Work to be completed: Read the entries below and pull out each line with the string "style".

Items from a data source:
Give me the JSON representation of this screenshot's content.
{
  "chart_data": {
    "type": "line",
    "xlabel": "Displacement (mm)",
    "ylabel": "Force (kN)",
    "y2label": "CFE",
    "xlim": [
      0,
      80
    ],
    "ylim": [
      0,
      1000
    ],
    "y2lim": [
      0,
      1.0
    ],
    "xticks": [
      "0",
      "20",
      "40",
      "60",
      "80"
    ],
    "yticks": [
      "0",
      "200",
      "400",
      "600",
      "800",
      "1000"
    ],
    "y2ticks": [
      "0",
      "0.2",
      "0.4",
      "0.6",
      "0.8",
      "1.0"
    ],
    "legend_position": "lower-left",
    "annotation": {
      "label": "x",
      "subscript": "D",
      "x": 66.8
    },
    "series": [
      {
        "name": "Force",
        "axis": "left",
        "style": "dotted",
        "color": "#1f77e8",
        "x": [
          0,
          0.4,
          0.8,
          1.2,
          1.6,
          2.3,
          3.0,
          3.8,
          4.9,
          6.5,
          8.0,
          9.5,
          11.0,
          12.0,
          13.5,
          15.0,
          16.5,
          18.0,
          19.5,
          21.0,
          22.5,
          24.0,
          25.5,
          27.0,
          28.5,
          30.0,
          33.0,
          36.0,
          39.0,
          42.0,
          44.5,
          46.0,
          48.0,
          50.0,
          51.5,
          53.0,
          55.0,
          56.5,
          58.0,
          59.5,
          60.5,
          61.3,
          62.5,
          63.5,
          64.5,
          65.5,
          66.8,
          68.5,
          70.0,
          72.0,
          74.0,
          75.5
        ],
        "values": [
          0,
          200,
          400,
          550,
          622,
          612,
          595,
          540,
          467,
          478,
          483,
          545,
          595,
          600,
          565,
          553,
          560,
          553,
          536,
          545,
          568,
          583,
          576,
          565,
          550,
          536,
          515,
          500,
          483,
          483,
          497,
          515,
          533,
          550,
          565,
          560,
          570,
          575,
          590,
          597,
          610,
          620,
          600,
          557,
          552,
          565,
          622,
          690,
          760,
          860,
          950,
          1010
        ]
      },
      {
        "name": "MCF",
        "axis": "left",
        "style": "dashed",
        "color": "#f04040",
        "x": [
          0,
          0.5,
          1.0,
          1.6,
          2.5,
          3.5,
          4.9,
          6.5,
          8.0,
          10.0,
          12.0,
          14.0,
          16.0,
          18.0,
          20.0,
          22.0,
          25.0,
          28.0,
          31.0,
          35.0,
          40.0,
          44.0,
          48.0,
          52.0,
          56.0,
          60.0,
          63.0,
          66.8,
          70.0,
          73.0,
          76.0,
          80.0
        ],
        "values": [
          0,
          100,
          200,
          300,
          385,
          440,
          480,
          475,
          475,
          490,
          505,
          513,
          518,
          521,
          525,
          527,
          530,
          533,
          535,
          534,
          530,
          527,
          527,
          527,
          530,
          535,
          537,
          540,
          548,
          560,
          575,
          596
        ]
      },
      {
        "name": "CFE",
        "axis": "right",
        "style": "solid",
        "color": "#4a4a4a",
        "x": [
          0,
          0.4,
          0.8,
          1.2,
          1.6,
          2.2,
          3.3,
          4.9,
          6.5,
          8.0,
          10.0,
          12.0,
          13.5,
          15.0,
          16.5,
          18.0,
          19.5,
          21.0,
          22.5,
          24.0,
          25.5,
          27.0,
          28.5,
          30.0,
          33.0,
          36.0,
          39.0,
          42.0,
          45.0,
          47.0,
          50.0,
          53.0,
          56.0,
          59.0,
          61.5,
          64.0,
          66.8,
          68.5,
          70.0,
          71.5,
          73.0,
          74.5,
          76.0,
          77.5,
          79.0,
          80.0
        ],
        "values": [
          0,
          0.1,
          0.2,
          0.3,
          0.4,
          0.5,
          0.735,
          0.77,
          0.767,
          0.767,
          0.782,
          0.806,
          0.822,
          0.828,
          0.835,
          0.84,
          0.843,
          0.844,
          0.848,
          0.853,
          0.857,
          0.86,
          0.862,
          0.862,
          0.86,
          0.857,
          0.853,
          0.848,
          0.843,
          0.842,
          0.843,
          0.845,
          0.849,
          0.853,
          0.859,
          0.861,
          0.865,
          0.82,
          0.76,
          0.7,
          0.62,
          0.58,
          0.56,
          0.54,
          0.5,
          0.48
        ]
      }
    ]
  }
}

Output for this exercise:
        "style": "dotted",
        "style": "dashed",
        "style": "solid",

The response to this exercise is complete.